[Data records]
-- start --

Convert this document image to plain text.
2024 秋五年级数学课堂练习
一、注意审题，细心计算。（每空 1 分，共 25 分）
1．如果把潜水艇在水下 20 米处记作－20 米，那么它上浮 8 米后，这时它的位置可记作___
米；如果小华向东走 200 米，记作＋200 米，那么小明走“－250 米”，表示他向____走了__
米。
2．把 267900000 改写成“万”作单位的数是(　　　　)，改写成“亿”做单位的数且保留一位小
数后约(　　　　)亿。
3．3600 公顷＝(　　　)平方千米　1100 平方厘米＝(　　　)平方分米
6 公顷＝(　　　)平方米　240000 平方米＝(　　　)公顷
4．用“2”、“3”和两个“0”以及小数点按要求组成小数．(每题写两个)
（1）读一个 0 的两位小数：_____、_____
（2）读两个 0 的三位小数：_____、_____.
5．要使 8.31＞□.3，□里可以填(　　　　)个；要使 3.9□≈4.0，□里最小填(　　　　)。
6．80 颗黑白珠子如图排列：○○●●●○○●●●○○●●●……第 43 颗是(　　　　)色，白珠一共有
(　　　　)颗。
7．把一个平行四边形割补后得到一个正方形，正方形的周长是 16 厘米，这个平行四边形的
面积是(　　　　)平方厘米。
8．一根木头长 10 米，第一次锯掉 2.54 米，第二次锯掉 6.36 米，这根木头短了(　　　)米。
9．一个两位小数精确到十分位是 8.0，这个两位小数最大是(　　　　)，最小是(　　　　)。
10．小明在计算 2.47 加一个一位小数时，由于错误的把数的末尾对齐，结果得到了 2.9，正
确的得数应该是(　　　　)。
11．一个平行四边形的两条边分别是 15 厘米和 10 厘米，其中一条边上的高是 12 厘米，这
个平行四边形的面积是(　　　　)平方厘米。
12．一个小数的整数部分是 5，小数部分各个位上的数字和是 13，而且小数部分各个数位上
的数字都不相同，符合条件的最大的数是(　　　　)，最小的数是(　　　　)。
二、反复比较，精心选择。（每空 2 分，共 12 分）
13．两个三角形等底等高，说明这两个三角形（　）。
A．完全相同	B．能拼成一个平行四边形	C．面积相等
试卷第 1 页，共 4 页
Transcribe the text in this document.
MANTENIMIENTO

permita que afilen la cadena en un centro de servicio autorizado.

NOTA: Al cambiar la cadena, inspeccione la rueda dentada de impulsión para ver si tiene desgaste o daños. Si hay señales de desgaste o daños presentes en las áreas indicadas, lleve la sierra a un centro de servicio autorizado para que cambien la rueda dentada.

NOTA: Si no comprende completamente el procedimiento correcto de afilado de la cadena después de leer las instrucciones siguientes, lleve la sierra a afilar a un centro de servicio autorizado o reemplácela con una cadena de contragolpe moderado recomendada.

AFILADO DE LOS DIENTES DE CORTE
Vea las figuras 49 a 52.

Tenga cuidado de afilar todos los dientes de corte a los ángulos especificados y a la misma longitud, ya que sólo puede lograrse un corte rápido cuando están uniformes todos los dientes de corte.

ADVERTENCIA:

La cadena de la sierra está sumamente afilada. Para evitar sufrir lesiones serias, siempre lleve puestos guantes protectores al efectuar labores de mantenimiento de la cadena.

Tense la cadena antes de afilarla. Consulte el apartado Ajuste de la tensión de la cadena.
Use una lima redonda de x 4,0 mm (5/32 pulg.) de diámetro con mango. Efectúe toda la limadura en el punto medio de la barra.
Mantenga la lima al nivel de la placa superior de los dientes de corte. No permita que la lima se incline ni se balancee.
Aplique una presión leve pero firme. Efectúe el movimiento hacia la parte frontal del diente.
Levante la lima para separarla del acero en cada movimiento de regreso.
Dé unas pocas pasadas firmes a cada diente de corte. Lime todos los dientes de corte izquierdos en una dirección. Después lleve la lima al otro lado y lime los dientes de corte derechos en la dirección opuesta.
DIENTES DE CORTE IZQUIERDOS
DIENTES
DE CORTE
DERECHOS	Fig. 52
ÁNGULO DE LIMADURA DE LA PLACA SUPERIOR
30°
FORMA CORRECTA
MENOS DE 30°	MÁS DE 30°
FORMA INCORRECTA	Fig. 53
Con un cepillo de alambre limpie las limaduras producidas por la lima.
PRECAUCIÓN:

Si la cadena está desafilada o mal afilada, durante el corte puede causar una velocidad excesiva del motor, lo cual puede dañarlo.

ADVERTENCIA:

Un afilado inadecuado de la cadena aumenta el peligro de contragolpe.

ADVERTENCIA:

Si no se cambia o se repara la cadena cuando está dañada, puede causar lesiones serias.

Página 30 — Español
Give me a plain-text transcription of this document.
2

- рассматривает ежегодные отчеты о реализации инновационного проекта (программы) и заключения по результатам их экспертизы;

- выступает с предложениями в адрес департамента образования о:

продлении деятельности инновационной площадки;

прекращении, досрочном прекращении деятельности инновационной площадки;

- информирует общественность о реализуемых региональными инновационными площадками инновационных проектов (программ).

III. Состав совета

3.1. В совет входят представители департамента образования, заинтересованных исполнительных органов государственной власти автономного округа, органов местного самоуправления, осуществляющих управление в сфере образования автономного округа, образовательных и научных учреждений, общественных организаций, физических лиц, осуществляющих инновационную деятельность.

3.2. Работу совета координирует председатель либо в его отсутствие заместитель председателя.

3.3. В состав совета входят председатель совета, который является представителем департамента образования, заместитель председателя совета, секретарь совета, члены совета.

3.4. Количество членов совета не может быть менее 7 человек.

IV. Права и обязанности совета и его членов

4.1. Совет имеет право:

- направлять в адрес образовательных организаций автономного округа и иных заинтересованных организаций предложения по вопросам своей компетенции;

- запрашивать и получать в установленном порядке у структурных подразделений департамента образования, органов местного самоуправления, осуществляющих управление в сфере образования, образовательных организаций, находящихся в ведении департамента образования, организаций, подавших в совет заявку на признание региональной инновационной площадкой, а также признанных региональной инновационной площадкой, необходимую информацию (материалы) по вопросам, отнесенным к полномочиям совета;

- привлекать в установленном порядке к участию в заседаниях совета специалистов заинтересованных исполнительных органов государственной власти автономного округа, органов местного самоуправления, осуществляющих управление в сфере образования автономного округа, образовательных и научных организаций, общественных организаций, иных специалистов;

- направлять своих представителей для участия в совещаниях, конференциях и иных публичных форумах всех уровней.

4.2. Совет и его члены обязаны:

-- end --

▸ GIVEN TASK
From the entries above, pull out each line that includes "NOTA".

▸ EXERCISE RESULT
NOTA: Al cambiar la cadena, inspeccione la rueda dentada de impulsión para ver si tiene desgaste o daños. Si hay señales de desgaste o daños presentes en las áreas indicadas, lleve la sierra a un centro de servicio autorizado para que cambien la rueda dentada.
NOTA: Si no comprende completamente el procedimiento correcto de afilado de la cadena después de leer las instrucciones siguientes, lleve la sierra a afilar a un centro de servicio autorizado o reemplácela con una cadena de contragolpe moderado recomendada.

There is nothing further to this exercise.